■ **Exercise goal**:
Copy each line holding the string "left".

■ **Dataset records**:
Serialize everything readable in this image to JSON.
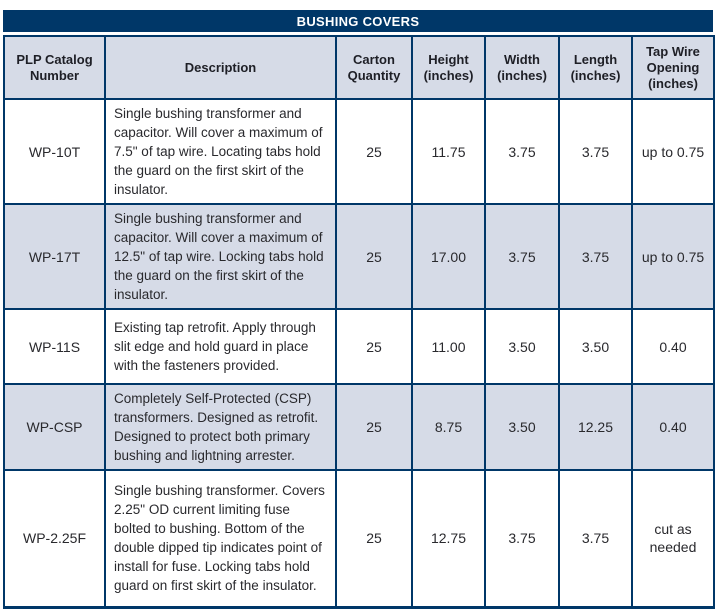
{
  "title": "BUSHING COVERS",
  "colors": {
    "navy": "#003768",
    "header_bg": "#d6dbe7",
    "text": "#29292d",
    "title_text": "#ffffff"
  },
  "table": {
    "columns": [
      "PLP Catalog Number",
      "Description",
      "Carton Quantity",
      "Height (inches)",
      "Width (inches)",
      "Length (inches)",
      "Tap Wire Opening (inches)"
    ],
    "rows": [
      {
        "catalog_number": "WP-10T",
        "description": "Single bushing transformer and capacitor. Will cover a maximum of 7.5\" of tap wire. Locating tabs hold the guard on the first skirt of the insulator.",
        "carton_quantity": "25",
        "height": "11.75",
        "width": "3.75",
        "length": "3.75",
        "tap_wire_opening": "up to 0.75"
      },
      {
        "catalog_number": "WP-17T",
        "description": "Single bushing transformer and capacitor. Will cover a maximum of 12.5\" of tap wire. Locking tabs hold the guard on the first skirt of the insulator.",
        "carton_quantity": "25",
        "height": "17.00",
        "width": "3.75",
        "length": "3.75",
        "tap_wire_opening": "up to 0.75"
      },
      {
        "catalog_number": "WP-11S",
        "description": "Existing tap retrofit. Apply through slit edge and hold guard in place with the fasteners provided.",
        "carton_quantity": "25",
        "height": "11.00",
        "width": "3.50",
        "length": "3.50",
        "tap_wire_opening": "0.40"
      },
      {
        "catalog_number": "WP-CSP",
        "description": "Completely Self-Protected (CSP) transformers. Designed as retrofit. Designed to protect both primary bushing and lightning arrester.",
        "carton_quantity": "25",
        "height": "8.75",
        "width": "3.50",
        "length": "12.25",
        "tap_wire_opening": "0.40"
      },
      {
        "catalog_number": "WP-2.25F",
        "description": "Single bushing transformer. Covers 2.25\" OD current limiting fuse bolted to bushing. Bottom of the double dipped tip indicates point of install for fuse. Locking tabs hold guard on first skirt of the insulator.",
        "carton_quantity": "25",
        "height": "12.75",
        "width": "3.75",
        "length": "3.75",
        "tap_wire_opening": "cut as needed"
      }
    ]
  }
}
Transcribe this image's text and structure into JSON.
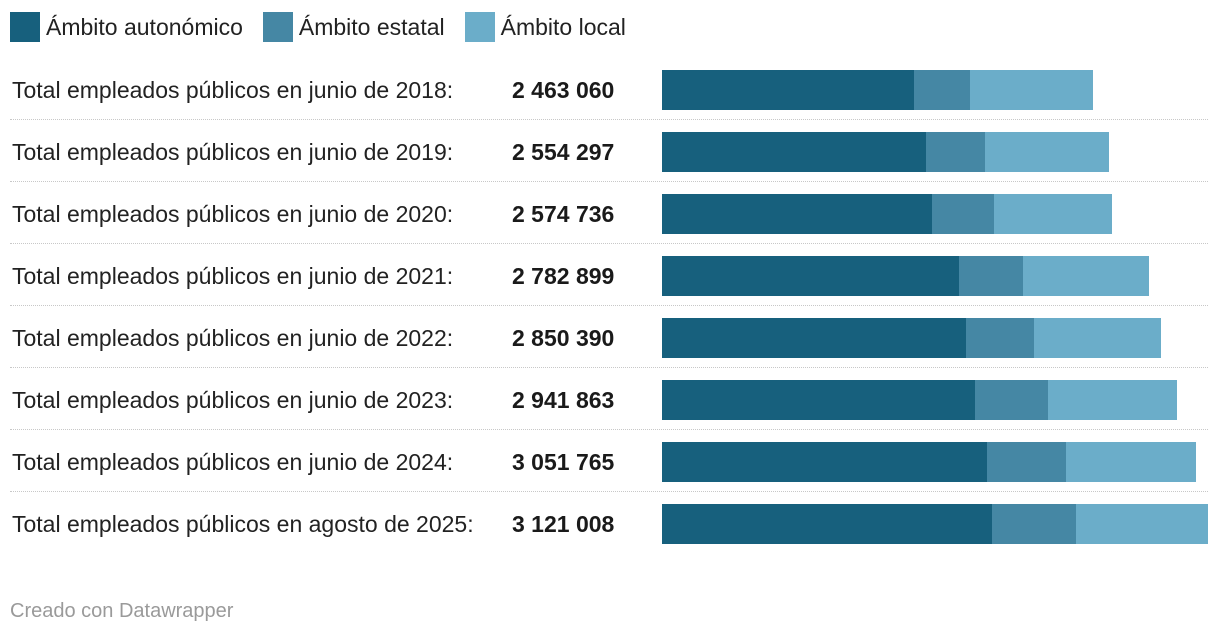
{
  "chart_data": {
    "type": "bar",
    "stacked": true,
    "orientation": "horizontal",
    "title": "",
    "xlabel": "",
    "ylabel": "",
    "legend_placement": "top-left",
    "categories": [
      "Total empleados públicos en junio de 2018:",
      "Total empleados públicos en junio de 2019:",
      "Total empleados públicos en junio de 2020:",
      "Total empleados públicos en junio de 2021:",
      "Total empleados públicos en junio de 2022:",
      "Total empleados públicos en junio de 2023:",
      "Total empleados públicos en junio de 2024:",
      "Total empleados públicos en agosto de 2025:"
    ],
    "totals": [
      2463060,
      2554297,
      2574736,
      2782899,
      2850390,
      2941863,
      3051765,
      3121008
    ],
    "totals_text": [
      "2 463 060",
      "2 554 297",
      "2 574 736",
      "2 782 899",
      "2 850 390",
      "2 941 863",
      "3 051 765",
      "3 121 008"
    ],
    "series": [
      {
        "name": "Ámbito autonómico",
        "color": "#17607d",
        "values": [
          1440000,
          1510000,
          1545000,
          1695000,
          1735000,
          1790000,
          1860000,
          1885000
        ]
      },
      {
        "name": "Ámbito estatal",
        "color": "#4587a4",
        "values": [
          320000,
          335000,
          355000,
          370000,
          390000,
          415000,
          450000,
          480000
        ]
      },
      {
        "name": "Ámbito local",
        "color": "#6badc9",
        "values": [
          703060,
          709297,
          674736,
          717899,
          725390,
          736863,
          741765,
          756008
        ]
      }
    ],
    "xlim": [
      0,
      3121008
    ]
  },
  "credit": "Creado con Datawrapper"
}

---

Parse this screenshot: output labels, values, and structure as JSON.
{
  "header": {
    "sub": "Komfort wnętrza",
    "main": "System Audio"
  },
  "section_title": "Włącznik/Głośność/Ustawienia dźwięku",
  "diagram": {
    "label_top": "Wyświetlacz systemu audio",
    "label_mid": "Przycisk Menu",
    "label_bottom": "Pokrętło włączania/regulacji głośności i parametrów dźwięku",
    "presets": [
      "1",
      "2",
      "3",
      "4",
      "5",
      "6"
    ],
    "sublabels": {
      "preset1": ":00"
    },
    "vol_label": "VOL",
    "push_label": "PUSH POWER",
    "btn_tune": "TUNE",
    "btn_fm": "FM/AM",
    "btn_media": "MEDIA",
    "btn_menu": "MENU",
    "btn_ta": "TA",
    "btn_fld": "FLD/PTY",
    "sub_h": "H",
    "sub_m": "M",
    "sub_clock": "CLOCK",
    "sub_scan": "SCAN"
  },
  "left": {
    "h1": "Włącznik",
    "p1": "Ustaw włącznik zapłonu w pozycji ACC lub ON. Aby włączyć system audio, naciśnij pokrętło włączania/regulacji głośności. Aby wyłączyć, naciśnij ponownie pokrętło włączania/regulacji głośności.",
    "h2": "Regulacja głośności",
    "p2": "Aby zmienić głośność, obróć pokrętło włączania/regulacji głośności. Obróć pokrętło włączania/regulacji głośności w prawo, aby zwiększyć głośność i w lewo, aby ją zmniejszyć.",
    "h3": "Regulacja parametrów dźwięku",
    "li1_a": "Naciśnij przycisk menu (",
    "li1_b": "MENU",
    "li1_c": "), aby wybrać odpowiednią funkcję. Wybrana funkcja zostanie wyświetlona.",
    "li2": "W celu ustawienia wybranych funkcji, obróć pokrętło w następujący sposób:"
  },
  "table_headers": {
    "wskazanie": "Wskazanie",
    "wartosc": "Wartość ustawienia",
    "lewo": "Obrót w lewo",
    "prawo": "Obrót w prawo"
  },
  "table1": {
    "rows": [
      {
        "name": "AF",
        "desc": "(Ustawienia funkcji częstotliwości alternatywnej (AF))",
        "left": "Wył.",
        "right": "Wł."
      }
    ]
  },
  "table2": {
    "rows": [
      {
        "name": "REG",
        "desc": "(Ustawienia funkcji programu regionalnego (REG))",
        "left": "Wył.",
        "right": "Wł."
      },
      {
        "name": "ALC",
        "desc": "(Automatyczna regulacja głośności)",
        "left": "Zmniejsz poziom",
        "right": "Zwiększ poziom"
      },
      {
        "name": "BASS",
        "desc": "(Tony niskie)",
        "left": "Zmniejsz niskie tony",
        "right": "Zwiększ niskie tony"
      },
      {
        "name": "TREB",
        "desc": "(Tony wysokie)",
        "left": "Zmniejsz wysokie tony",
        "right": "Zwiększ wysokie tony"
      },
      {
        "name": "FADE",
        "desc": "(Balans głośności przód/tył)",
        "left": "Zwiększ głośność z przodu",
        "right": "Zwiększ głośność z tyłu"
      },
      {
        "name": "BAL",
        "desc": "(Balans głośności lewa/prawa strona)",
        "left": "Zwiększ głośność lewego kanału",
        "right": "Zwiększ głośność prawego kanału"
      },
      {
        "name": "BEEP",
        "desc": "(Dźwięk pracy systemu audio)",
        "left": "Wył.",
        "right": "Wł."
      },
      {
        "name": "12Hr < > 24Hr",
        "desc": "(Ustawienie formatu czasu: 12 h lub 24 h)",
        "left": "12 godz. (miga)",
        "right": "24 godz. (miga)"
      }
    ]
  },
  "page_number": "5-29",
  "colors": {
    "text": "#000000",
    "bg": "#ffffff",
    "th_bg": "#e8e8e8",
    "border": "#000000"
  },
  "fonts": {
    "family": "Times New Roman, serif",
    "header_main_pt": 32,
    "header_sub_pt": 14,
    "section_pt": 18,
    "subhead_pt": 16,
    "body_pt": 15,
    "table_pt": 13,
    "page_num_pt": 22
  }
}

■ **Reply**:
    "legend_placement": "top-left",
  "left": {
        "left": "Wył.",
        "left": "Wył.",
        "left": "Zmniejsz poziom",
        "left": "Zmniejsz niskie tony",
        "left": "Zmniejsz wysokie tony",
        "left": "Zwiększ głośność z przodu",
        "left": "Zwiększ głośność lewego kanału",
        "left": "Wył.",
        "left": "12 godz. (miga)",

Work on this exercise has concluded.